- **WHAT IS ASKED**
Quote the records that follow in full and exactly; leave out the pictures.

■ ■ ■ ■ ■ ■ ■

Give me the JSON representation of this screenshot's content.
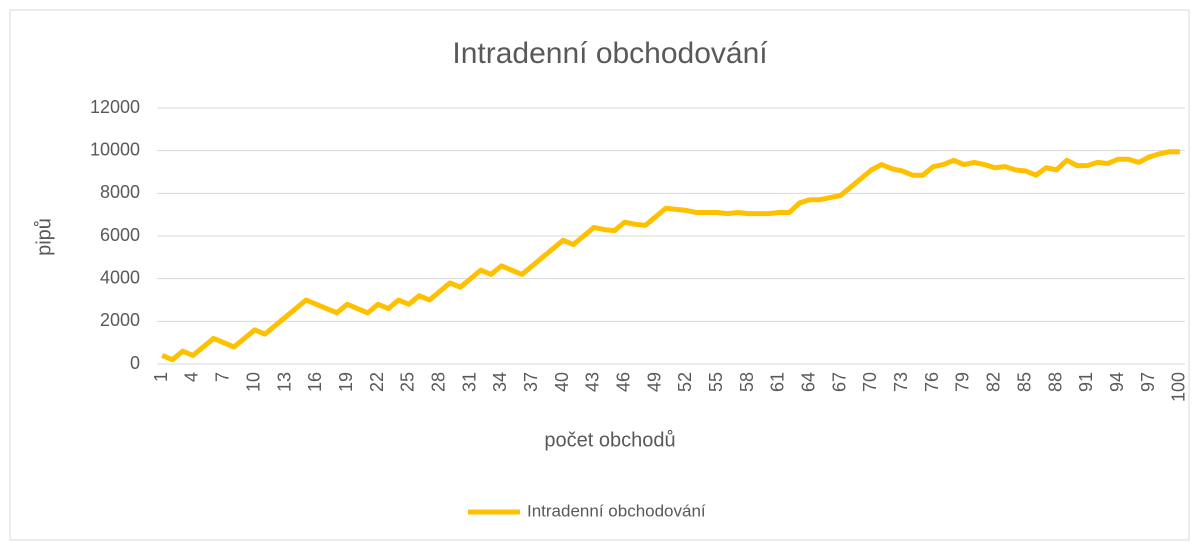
{
  "chart_data": {
    "type": "line",
    "title": "Intradenní obchodování",
    "xlabel": "počet obchodů",
    "ylabel": "pipů",
    "categories": [
      "1",
      null,
      null,
      "4",
      null,
      null,
      "7",
      null,
      null,
      "10",
      null,
      null,
      "13",
      null,
      null,
      "16",
      null,
      null,
      "19",
      null,
      null,
      "22",
      null,
      null,
      "25",
      null,
      null,
      "28",
      null,
      null,
      "31",
      null,
      null,
      "34",
      null,
      null,
      "37",
      null,
      null,
      "40",
      null,
      null,
      "43",
      null,
      null,
      "46",
      null,
      null,
      "49",
      null,
      null,
      "52",
      null,
      null,
      "55",
      null,
      null,
      "58",
      null,
      null,
      "61",
      null,
      null,
      "64",
      null,
      null,
      "67",
      null,
      null,
      "70",
      null,
      null,
      "73",
      null,
      null,
      "76",
      null,
      null,
      "79",
      null,
      null,
      "82",
      null,
      null,
      "85",
      null,
      null,
      "88",
      null,
      null,
      "91",
      null,
      null,
      "94",
      null,
      null,
      "97",
      null,
      null,
      "100"
    ],
    "series": [
      {
        "name": "Intradenní obchodování",
        "color": "#ffc000",
        "values": [
          400,
          200,
          600,
          400,
          800,
          1200,
          1000,
          800,
          1200,
          1600,
          1400,
          1800,
          2200,
          2600,
          3000,
          2800,
          2600,
          2400,
          2800,
          2600,
          2400,
          2800,
          2600,
          3000,
          2800,
          3200,
          3000,
          3400,
          3800,
          3600,
          4000,
          4400,
          4200,
          4600,
          4400,
          4200,
          4600,
          5000,
          5400,
          5800,
          5600,
          6000,
          6400,
          6300,
          6250,
          6650,
          6550,
          6500,
          6900,
          7300,
          7250,
          7200,
          7100,
          7100,
          7100,
          7050,
          7100,
          7050,
          7050,
          7050,
          7100,
          7100,
          7550,
          7700,
          7700,
          7800,
          7900,
          8300,
          8700,
          9100,
          9350,
          9150,
          9050,
          8850,
          8850,
          9250,
          9350,
          9550,
          9350,
          9450,
          9350,
          9200,
          9250,
          9100,
          9050,
          8850,
          9200,
          9100,
          9550,
          9300,
          9300,
          9450,
          9400,
          9600,
          9600,
          9450,
          9700,
          9850,
          9950,
          9950
        ]
      }
    ],
    "ylim": [
      0,
      12000
    ],
    "yticks": [
      0,
      2000,
      4000,
      6000,
      8000,
      10000,
      12000
    ],
    "grid": true,
    "legend": "bottom"
  }
}
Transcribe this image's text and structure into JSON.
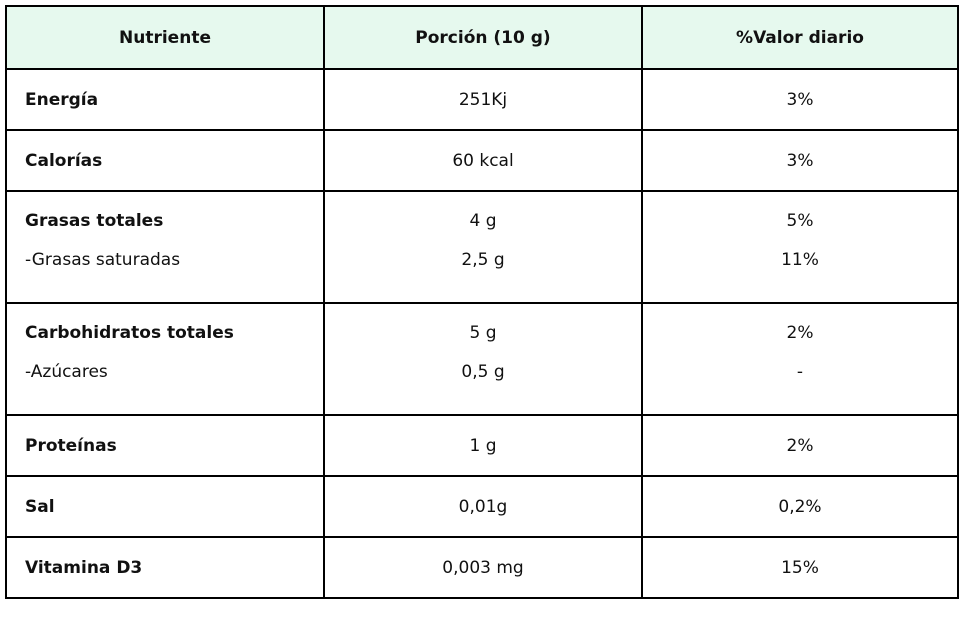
{
  "table": {
    "header_bg": "#e6f9ee",
    "headers": [
      "Nutriente",
      "Porción (10 g)",
      "%Valor diario"
    ],
    "rows": [
      {
        "name": "Energía",
        "portion": "251Kj",
        "daily": "3%",
        "bold": true
      },
      {
        "name": "Calorías",
        "portion": "60 kcal",
        "daily": "3%",
        "bold": true
      },
      {
        "name": "Grasas totales",
        "portion": "4 g",
        "daily": "5%",
        "bold": true,
        "sub": {
          "name": "-Grasas saturadas",
          "portion": "2,5 g",
          "daily": "11%"
        }
      },
      {
        "name": "Carbohidratos totales",
        "portion": "5 g",
        "daily": "2%",
        "bold": true,
        "sub": {
          "name": "-Azúcares",
          "portion": "0,5 g",
          "daily": "-"
        }
      },
      {
        "name": "Proteínas",
        "portion": "1 g",
        "daily": "2%",
        "bold": true
      },
      {
        "name": "Sal",
        "portion": "0,01g",
        "daily": "0,2%",
        "bold": true
      },
      {
        "name": "Vitamina D3",
        "portion": "0,003 mg",
        "daily": "15%",
        "bold": true
      }
    ]
  }
}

■ ■ ■ ■ ■ ■ ■

- **THE ANSWER**
Give me the JSON representation of this screenshot's content.
{
  "chart_data": {
    "type": "line",
    "title": "Intradenní obchodování",
    "xlabel": "počet obchodů",
    "ylabel": "pipů",
    "categories": [
      "1",
      null,
      null,
      "4",
      null,
      null,
      "7",
      null,
      null,
      "10",
      null,
      null,
      "13",
      null,
      null,
      "16",
      null,
      null,
      "19",
      null,
      null,
      "22",
      null,
      null,
      "25",
      null,
      null,
      "28",
      null,
      null,
      "31",
      null,
      null,
      "34",
      null,
      null,
      "37",
      null,
      null,
      "40",
      null,
      null,
      "43",
      null,
      null,
      "46",
      null,
      null,
      "49",
      null,
      null,
      "52",
      null,
      null,
      "55",
      null,
      null,
      "58",
      null,
      null,
      "61",
      null,
      null,
      "64",
      null,
      null,
      "67",
      null,
      null,
      "70",
      null,
      null,
      "73",
      null,
      null,
      "76",
      null,
      null,
      "79",
      null,
      null,
      "82",
      null,
      null,
      "85",
      null,
      null,
      "88",
      null,
      null,
      "91",
      null,
      null,
      "94",
      null,
      null,
      "97",
      null,
      null,
      "100"
    ],
    "series": [
      {
        "name": "Intradenní obchodování",
        "color": "#ffc000",
        "values": [
          400,
          200,
          600,
          400,
          800,
          1200,
          1000,
          800,
          1200,
          1600,
          1400,
          1800,
          2200,
          2600,
          3000,
          2800,
          2600,
          2400,
          2800,
          2600,
          2400,
          2800,
          2600,
          3000,
          2800,
          3200,
          3000,
          3400,
          3800,
          3600,
          4000,
          4400,
          4200,
          4600,
          4400,
          4200,
          4600,
          5000,
          5400,
          5800,
          5600,
          6000,
          6400,
          6300,
          6250,
          6650,
          6550,
          6500,
          6900,
          7300,
          7250,
          7200,
          7100,
          7100,
          7100,
          7050,
          7100,
          7050,
          7050,
          7050,
          7100,
          7100,
          7550,
          7700,
          7700,
          7800,
          7900,
          8300,
          8700,
          9100,
          9350,
          9150,
          9050,
          8850,
          8850,
          9250,
          9350,
          9550,
          9350,
          9450,
          9350,
          9200,
          9250,
          9100,
          9050,
          8850,
          9200,
          9100,
          9550,
          9300,
          9300,
          9450,
          9400,
          9600,
          9600,
          9450,
          9700,
          9850,
          9950,
          9950
        ]
      }
    ],
    "ylim": [
      0,
      12000
    ],
    "yticks": [
      0,
      2000,
      4000,
      6000,
      8000,
      10000,
      12000
    ],
    "grid": true,
    "legend": "bottom"
  }
}
Transcribe this image's text and structure into JSON.
{
  "table": {
    "header_bg": "#e6f9ee",
    "headers": [
      "Nutriente",
      "Porción (10 g)",
      "%Valor diario"
    ],
    "rows": [
      {
        "name": "Energía",
        "portion": "251Kj",
        "daily": "3%",
        "bold": true
      },
      {
        "name": "Calorías",
        "portion": "60 kcal",
        "daily": "3%",
        "bold": true
      },
      {
        "name": "Grasas totales",
        "portion": "4 g",
        "daily": "5%",
        "bold": true,
        "sub": {
          "name": "-Grasas saturadas",
          "portion": "2,5 g",
          "daily": "11%"
        }
      },
      {
        "name": "Carbohidratos totales",
        "portion": "5 g",
        "daily": "2%",
        "bold": true,
        "sub": {
          "name": "-Azúcares",
          "portion": "0,5 g",
          "daily": "-"
        }
      },
      {
        "name": "Proteínas",
        "portion": "1 g",
        "daily": "2%",
        "bold": true
      },
      {
        "name": "Sal",
        "portion": "0,01g",
        "daily": "0,2%",
        "bold": true
      },
      {
        "name": "Vitamina D3",
        "portion": "0,003 mg",
        "daily": "15%",
        "bold": true
      }
    ]
  }
}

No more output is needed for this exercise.